▶ **Data records**:
☆ ☆ ☆ ☆ ☆ ☆ ☆
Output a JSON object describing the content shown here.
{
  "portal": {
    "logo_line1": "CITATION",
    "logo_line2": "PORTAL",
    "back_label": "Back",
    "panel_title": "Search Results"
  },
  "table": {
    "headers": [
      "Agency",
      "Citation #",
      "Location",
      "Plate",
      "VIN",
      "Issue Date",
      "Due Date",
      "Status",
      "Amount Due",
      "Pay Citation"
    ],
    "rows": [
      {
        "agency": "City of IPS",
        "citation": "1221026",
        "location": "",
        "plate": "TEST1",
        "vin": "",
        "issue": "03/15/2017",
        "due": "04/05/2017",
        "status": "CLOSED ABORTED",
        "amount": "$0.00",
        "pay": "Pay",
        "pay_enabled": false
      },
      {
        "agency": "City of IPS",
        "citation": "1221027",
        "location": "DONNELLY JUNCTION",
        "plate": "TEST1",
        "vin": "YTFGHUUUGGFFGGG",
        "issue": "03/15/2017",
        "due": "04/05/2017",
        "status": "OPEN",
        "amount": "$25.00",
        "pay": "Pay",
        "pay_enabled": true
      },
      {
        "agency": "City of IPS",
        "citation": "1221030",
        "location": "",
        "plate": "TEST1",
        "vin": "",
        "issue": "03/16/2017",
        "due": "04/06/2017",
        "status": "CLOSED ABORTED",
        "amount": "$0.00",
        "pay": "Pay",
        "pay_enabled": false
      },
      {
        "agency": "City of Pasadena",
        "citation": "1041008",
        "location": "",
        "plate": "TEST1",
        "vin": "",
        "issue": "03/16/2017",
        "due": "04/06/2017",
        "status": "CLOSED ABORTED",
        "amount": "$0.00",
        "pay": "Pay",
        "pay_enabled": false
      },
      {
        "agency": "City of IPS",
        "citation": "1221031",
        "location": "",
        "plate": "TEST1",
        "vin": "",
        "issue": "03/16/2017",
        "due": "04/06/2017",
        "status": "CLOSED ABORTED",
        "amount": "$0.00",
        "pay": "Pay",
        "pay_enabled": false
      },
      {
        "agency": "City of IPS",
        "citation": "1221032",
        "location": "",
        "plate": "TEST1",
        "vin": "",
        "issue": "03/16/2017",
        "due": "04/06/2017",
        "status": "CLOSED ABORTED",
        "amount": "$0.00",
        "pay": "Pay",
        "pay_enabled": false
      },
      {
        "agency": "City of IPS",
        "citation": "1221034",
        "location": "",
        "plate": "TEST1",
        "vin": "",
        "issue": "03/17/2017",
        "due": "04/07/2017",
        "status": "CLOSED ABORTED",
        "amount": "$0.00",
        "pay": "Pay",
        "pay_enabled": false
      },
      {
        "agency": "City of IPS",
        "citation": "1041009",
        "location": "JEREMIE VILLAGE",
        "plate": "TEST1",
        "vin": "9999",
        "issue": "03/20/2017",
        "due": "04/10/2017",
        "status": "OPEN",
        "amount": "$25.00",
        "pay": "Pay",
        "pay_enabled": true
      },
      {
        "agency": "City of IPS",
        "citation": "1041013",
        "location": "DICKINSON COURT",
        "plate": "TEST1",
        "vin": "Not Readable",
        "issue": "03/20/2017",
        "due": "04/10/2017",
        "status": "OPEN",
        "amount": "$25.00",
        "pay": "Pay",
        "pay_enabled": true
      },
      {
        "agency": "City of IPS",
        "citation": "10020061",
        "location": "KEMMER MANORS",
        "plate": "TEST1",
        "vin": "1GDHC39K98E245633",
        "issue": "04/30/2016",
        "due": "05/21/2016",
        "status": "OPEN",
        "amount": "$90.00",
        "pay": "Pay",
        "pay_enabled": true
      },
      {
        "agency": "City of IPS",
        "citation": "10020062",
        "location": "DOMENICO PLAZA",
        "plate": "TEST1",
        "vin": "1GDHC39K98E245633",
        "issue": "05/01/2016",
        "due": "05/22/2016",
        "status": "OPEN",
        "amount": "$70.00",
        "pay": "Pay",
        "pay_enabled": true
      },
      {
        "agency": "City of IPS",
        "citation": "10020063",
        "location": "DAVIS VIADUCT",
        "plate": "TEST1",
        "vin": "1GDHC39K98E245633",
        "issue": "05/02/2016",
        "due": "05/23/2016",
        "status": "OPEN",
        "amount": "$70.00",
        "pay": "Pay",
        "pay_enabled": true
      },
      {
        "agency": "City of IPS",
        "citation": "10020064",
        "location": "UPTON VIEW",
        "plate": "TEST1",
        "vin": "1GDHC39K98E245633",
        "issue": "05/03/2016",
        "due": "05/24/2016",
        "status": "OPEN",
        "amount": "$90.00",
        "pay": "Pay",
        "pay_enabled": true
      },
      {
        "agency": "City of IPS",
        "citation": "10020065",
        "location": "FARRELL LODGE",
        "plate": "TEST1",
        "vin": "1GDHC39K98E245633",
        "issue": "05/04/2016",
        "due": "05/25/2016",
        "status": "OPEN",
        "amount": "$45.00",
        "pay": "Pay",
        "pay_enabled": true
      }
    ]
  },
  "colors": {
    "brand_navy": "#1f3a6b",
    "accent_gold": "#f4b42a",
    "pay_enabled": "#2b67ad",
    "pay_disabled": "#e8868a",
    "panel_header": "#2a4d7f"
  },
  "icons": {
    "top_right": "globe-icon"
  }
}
☆ ☆ ☆ ☆ ☆ ☆ ☆
▶ **To do**: Extract all of the material exactly as it is written.

▶ **Exercise output**:
Output a JSON object describing the content shown here.
{
  "portal": {
    "logo_line1": "CITATION",
    "logo_line2": "PORTAL",
    "back_label": "Back",
    "panel_title": "Search Results"
  },
  "table": {
    "headers": [
      "Agency",
      "Citation #",
      "Location",
      "Plate",
      "VIN",
      "Issue Date",
      "Due Date",
      "Status",
      "Amount Due",
      "Pay Citation"
    ],
    "rows": [
      {
        "agency": "City of IPS",
        "citation": "1221026",
        "location": "",
        "plate": "TEST1",
        "vin": "",
        "issue": "03/15/2017",
        "due": "04/05/2017",
        "status": "CLOSED ABORTED",
        "amount": "$0.00",
        "pay": "Pay",
        "pay_enabled": false
      },
      {
        "agency": "City of IPS",
        "citation": "1221027",
        "location": "DONNELLY JUNCTION",
        "plate": "TEST1",
        "vin": "YTFGHUUUGGFFGGG",
        "issue": "03/15/2017",
        "due": "04/05/2017",
        "status": "OPEN",
        "amount": "$25.00",
        "pay": "Pay",
        "pay_enabled": true
      },
      {
        "agency": "City of IPS",
        "citation": "1221030",
        "location": "",
        "plate": "TEST1",
        "vin": "",
        "issue": "03/16/2017",
        "due": "04/06/2017",
        "status": "CLOSED ABORTED",
        "amount": "$0.00",
        "pay": "Pay",
        "pay_enabled": false
      },
      {
        "agency": "City of Pasadena",
        "citation": "1041008",
        "location": "",
        "plate": "TEST1",
        "vin": "",
        "issue": "03/16/2017",
        "due": "04/06/2017",
        "status": "CLOSED ABORTED",
        "amount": "$0.00",
        "pay": "Pay",
        "pay_enabled": false
      },
      {
        "agency": "City of IPS",
        "citation": "1221031",
        "location": "",
        "plate": "TEST1",
        "vin": "",
        "issue": "03/16/2017",
        "due": "04/06/2017",
        "status": "CLOSED ABORTED",
        "amount": "$0.00",
        "pay": "Pay",
        "pay_enabled": false
      },
      {
        "agency": "City of IPS",
        "citation": "1221032",
        "location": "",
        "plate": "TEST1",
        "vin": "",
        "issue": "03/16/2017",
        "due": "04/06/2017",
        "status": "CLOSED ABORTED",
        "amount": "$0.00",
        "pay": "Pay",
        "pay_enabled": false
      },
      {
        "agency": "City of IPS",
        "citation": "1221034",
        "location": "",
        "plate": "TEST1",
        "vin": "",
        "issue": "03/17/2017",
        "due": "04/07/2017",
        "status": "CLOSED ABORTED",
        "amount": "$0.00",
        "pay": "Pay",
        "pay_enabled": false
      },
      {
        "agency": "City of IPS",
        "citation": "1041009",
        "location": "JEREMIE VILLAGE",
        "plate": "TEST1",
        "vin": "9999",
        "issue": "03/20/2017",
        "due": "04/10/2017",
        "status": "OPEN",
        "amount": "$25.00",
        "pay": "Pay",
        "pay_enabled": true
      },
      {
        "agency": "City of IPS",
        "citation": "1041013",
        "location": "DICKINSON COURT",
        "plate": "TEST1",
        "vin": "Not Readable",
        "issue": "03/20/2017",
        "due": "04/10/2017",
        "status": "OPEN",
        "amount": "$25.00",
        "pay": "Pay",
        "pay_enabled": true
      },
      {
        "agency": "City of IPS",
        "citation": "10020061",
        "location": "KEMMER MANORS",
        "plate": "TEST1",
        "vin": "1GDHC39K98E245633",
        "issue": "04/30/2016",
        "due": "05/21/2016",
        "status": "OPEN",
        "amount": "$90.00",
        "pay": "Pay",
        "pay_enabled": true
      },
      {
        "agency": "City of IPS",
        "citation": "10020062",
        "location": "DOMENICO PLAZA",
        "plate": "TEST1",
        "vin": "1GDHC39K98E245633",
        "issue": "05/01/2016",
        "due": "05/22/2016",
        "status": "OPEN",
        "amount": "$70.00",
        "pay": "Pay",
        "pay_enabled": true
      },
      {
        "agency": "City of IPS",
        "citation": "10020063",
        "location": "DAVIS VIADUCT",
        "plate": "TEST1",
        "vin": "1GDHC39K98E245633",
        "issue": "05/02/2016",
        "due": "05/23/2016",
        "status": "OPEN",
        "amount": "$70.00",
        "pay": "Pay",
        "pay_enabled": true
      },
      {
        "agency": "City of IPS",
        "citation": "10020064",
        "location": "UPTON VIEW",
        "plate": "TEST1",
        "vin": "1GDHC39K98E245633",
        "issue": "05/03/2016",
        "due": "05/24/2016",
        "status": "OPEN",
        "amount": "$90.00",
        "pay": "Pay",
        "pay_enabled": true
      },
      {
        "agency": "City of IPS",
        "citation": "10020065",
        "location": "FARRELL LODGE",
        "plate": "TEST1",
        "vin": "1GDHC39K98E245633",
        "issue": "05/04/2016",
        "due": "05/25/2016",
        "status": "OPEN",
        "amount": "$45.00",
        "pay": "Pay",
        "pay_enabled": true
      }
    ]
  },
  "colors": {
    "brand_navy": "#1f3a6b",
    "accent_gold": "#f4b42a",
    "pay_enabled": "#2b67ad",
    "pay_disabled": "#e8868a",
    "panel_header": "#2a4d7f"
  },
  "icons": {
    "top_right": "globe-icon"
  }
}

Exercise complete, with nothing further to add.